::: SUMBER

Polri: Dalam Undang-Undang, Ganja Tidak Boleh Untuk Pengobatan

Menurut Krisno, jika memang akan dilakukan penelitian untuk pengembangan ilmu pengetahuan dan pengobatan, maka harus melalui izin Kementerian Kesehatan selaku yang berwenang.

oleh Nanda Perdana Putra diperbarui 29 Agu 2020, 15:23 WIB
Diterbitkan 29 Agu 2020, 15:23 WIB
Ilustrasi tanaman ganja.
Ilustrasi tanaman ganja. (iStockphoto)

Liputan6.com, Jakarta Polri menanggapi adanya Keputusan Menteri Pertanian Republik Indonesia Nomor 104/KPTS/HK.140/M/2/2020 tentang Komoditas Binaan Kementerian Pertanian, yang menyebutkan ganja termasuk jenis tanaman obat.

::::::
::: CUPLIKAN DATA

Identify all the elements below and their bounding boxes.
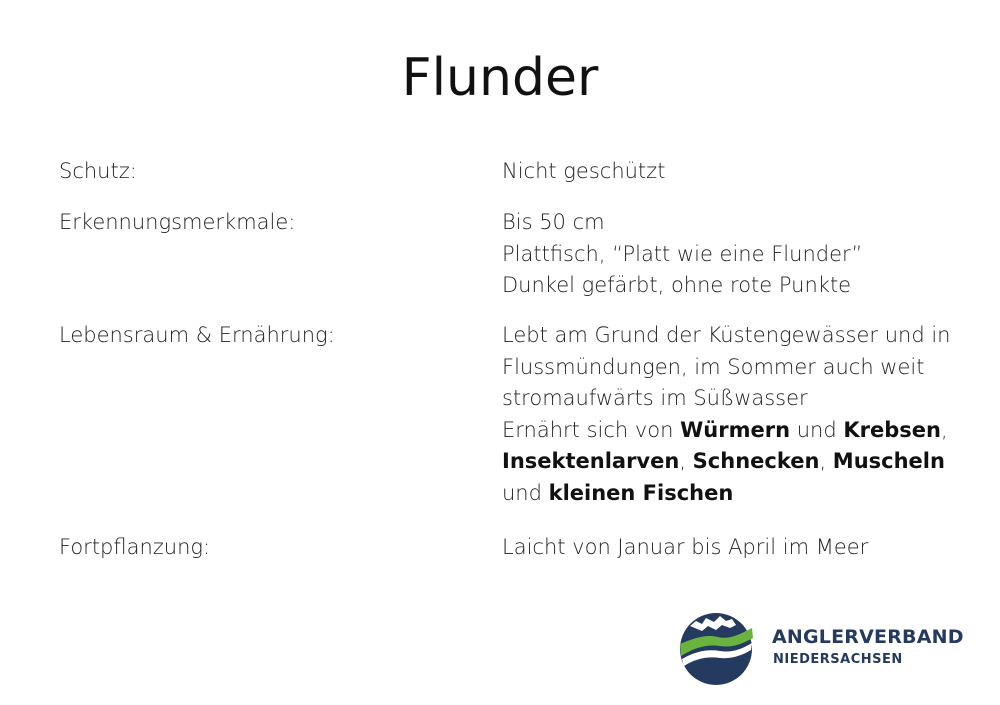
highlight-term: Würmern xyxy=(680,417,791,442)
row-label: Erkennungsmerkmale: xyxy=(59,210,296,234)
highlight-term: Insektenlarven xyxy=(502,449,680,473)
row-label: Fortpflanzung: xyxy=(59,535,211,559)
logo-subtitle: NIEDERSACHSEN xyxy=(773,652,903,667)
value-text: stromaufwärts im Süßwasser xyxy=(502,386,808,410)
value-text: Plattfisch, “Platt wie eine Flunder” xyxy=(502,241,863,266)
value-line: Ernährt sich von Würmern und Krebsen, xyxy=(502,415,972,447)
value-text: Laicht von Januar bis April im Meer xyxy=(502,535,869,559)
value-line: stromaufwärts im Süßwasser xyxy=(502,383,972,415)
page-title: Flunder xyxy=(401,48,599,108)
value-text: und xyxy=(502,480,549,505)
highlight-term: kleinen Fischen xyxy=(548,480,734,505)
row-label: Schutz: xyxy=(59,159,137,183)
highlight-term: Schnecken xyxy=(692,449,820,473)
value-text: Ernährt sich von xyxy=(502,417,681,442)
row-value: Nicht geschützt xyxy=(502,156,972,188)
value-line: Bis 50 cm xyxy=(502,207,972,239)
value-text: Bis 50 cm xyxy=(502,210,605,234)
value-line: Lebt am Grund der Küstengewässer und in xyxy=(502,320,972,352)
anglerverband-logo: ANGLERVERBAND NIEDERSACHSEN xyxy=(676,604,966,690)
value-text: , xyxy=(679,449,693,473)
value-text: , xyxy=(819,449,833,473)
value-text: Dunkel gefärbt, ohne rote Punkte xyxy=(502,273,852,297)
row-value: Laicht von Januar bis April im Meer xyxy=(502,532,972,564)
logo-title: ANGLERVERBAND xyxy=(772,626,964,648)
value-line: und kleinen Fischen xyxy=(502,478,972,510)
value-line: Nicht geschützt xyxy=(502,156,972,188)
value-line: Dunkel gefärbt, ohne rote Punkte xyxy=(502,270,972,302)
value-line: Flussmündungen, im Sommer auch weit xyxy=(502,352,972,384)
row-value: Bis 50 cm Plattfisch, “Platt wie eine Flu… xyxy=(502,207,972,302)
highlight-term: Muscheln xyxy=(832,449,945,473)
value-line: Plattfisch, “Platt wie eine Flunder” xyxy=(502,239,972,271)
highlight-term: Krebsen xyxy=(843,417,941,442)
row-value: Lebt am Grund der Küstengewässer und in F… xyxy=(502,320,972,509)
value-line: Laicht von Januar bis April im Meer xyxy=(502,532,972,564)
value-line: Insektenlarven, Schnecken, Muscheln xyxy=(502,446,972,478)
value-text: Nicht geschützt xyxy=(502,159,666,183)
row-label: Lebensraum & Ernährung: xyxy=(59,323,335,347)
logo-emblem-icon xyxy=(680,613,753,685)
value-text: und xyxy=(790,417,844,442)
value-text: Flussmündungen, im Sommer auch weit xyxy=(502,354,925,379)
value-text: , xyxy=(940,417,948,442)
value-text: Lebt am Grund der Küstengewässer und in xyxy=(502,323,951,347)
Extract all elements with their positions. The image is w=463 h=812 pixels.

::::::

» TUGAS WAJIB
Lanjutkan berita tentang tanggapan Polri soal ganja sebagai tanaman obat, dimulai setelah kalimat terakhirnya.

» HASIL LATIHAN
Dirtipid Narkoba Bareskrim Polri Brigjen Krisno Siregar menyampaikan, Polri sebagai aparat keamanan taat dan berpegang teguh pada hukum dan Undang-Undang. Berdasarkan aturan, sejauh ini tanaman ganja masih digolongkan sebagai narkotika golongan I.

"Dalam Pasal 8 Undang-Undang 35 Tahun 2009 tentang narkotika, bahwa narkotika golongan I tidak diperbolehkan untuk kepentingan pengobatan," tutur Krisno saat dihubungi Liputan6.com, Sabtu (29/8/2020).

Menurut Krisno, jika memang akan dilakukan penelitian untuk pengembangan ilmu pengetahuan dan pengobatan, maka harus melalui izin Kementerian Kesehatan selaku yang berwenang.

"Sebenarnya itu bertentangan dengan amanat Undang-Undang," jelas Krisno.

Kementerian Pertanian (Kementan) menyatakan siap merevisi aturan penetapan ganja (cannabis sativa) sebagai tanaman obat komoditas binaan Kementerian Pertanian jika menjadi kontroversi.

"Kalau memang aturan ini menurut berbagai pihak bahwa ini lebih banyak tidak bermanfaatnya daripada manfaatnya, ya tentunya kita akan revisi Kepmentan ini," kata Dirjen Hortikultura Prihasto Setyanto di Jakarta, seperti dikutip dari Antara, Sabtu (29/8/2020).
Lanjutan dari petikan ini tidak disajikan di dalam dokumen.